Given request: Reproduce the passage of the Ubuntu discussion word for word, starting with "I think it's" and going on through "past few years.".

Selected passage:
══════════

Anyone who wanted the CLI has had plenty of choices of various operating
systems and distributions over the years. Ubuntu's strength is that it's
useable and installable with a minimum amount of CLI. That means there's less
of a barrier to newbies and casual users.

("Real" users can use blinking LEDs and chorded keyboards instead of fancy GUI
cheats...)

------
null_ptr
_> of the 100,000 kernel patches made in the preceding five years, only 100 of
these came from Canonical_

Still better than 0, and that's not counting all the fixes they do to other
system components and tools that other distros benefit from.

I think it's great that Ubuntu is using Canonical's resources to go in wild
directions. I prefer Cinnamon as my desktop environment, but I'm glad Unity is
being worked on too. It's awesome they want to be on phones and TVs, you never
know where great ideas can sprout from.

That being said, I plan to give OpenSuse and Fedora a try soon just to see
what I've been missing out on the past few years.

------
shubb
It looks like Canonical, as well as Microsoft, think that something in the
form factor of a MS Surface is the way things are going. If you are going to
have a desktop/tablet, you need a touch driven UI.

Five years ago, when Samsung Q1 UMPCs were exciting [1], I'd have agreed, but
it turns out that tablets (with tiny their screens even when you plug in a
keyboard), are crap for creation. People don't just want to be passive
consumers.

══════════

Recorded data:

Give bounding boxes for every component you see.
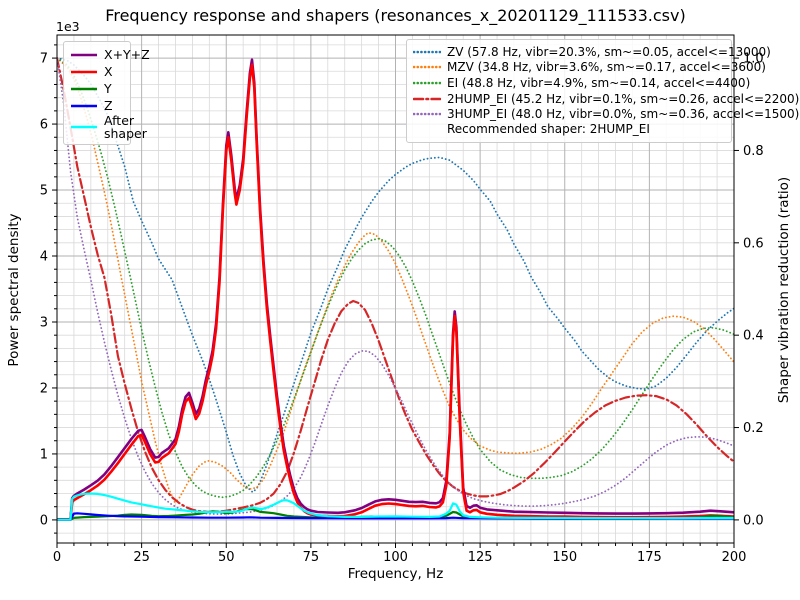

══════════

Complete output:
I think it's great that Ubuntu is using Canonical's resources to go in wild
directions. I prefer Cinnamon as my desktop environment, but I'm glad Unity is
being worked on too. It's awesome they want to be on phones and TVs, you never
know where great ideas can sprout from.

That being said, I plan to give OpenSuse and Fedora a try soon just to see
what I've been missing out on the past few years.